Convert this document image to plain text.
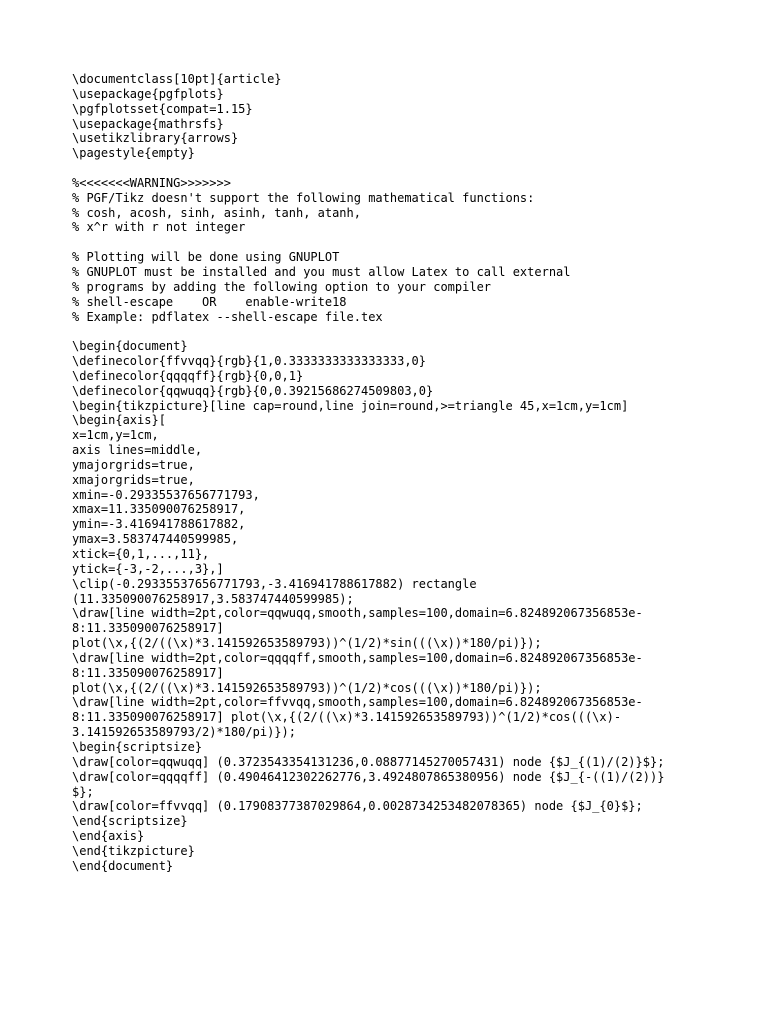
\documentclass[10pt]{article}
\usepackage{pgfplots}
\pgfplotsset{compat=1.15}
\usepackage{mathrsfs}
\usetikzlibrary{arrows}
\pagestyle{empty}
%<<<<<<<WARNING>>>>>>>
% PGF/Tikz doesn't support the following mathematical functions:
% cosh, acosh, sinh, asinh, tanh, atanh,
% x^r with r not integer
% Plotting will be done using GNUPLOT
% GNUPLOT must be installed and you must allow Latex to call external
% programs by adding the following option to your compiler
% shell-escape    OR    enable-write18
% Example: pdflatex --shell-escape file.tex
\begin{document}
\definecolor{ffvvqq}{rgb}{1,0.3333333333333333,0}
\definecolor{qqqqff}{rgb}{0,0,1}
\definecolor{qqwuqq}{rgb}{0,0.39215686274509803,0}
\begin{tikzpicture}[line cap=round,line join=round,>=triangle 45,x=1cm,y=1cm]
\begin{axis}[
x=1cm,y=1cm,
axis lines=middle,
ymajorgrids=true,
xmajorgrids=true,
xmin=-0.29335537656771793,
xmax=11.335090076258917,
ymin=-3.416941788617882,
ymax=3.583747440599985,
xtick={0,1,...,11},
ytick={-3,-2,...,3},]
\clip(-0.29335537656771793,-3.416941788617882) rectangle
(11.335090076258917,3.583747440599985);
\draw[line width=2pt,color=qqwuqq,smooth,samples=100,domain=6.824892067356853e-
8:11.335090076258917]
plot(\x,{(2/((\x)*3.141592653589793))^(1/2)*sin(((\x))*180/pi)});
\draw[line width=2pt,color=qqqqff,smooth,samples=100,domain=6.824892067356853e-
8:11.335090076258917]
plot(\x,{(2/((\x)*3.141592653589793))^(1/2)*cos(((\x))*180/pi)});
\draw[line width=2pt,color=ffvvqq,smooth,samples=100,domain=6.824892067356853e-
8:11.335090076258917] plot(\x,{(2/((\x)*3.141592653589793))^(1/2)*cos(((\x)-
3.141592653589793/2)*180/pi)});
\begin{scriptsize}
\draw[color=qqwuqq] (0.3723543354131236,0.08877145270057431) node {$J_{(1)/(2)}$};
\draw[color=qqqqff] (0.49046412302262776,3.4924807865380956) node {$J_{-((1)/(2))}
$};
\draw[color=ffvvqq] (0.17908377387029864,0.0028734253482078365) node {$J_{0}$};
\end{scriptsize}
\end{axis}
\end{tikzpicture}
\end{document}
...
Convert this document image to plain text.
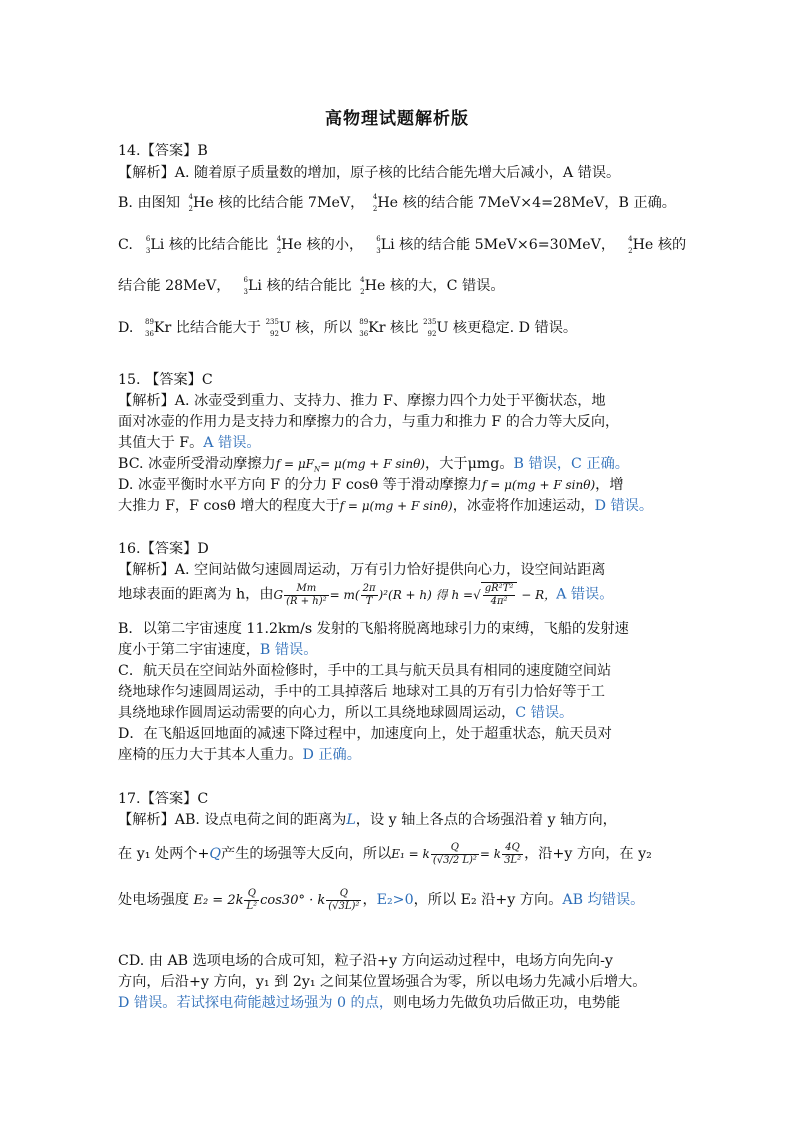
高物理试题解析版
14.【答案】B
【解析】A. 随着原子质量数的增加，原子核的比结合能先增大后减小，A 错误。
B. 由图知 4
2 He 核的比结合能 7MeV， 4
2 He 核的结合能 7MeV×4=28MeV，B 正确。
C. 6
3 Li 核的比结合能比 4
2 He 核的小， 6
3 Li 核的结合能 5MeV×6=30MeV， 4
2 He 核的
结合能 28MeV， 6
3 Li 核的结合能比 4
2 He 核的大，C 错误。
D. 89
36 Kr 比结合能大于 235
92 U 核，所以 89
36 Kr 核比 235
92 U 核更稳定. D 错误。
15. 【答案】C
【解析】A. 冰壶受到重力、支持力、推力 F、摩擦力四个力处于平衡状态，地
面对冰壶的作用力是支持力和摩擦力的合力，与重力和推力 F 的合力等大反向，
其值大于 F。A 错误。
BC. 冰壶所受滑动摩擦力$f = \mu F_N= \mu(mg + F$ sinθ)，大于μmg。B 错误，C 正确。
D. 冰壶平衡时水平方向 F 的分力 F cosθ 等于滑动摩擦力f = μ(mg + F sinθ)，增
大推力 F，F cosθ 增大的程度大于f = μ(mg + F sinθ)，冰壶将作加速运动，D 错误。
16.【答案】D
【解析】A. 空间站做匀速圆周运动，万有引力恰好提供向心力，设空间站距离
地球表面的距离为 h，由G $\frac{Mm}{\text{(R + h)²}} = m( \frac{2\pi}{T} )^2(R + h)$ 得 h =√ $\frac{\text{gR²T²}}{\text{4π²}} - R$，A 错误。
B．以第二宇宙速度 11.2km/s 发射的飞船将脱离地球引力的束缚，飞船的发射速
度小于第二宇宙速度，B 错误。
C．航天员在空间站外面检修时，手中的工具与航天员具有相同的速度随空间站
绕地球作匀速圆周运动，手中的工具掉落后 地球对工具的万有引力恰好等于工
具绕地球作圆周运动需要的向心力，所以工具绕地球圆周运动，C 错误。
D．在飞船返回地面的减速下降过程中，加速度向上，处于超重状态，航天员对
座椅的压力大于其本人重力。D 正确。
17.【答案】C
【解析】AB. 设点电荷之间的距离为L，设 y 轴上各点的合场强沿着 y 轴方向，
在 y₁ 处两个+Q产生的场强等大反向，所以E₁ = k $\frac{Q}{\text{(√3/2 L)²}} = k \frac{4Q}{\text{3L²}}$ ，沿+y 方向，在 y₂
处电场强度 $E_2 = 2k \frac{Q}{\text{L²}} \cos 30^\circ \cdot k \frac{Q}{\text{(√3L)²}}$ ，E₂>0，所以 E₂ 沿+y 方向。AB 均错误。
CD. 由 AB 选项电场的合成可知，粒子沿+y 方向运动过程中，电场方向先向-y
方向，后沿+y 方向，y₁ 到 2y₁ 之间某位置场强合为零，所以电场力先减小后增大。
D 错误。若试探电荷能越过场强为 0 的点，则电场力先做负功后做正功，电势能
...
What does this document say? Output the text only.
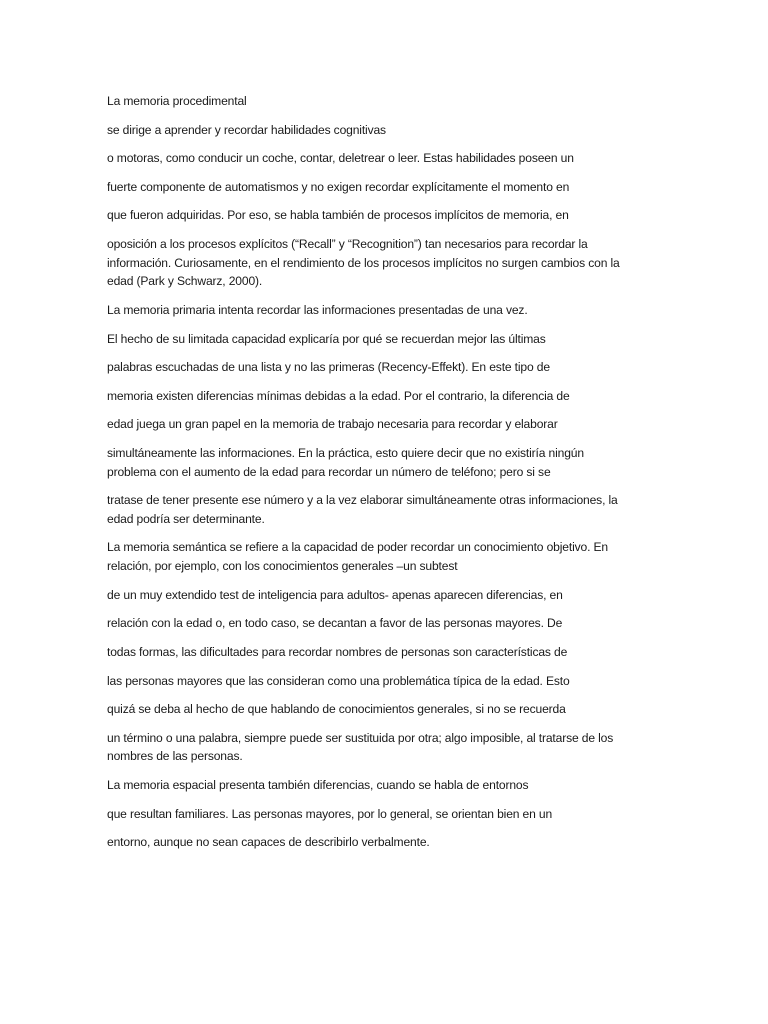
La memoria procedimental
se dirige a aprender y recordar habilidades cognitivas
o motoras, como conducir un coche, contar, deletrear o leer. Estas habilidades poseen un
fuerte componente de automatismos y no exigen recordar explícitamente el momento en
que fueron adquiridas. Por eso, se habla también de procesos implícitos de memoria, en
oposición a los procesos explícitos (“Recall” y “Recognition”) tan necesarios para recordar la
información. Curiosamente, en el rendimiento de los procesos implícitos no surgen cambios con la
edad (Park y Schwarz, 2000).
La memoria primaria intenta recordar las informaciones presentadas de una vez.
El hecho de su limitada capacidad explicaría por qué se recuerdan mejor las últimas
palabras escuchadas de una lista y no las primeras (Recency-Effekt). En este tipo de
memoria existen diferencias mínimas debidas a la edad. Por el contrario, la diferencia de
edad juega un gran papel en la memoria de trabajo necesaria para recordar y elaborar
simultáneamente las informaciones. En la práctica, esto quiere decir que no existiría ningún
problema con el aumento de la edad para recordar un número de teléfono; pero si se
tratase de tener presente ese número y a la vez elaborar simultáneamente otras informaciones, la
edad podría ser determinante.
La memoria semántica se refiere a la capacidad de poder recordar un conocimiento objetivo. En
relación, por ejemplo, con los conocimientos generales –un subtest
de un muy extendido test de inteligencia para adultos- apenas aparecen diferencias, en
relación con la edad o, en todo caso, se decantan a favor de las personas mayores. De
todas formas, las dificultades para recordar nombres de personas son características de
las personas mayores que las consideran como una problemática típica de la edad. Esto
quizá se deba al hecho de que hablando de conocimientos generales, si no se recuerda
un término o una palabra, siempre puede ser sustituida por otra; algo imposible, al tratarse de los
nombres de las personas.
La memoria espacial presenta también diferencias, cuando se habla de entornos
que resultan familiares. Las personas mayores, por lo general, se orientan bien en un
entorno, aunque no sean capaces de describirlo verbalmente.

GIVEN REQUEST →
Copy out every line with the word "axis".

COMPLETE OUTPUT →
\begin{axis}[
axis lines=middle,
\end{axis}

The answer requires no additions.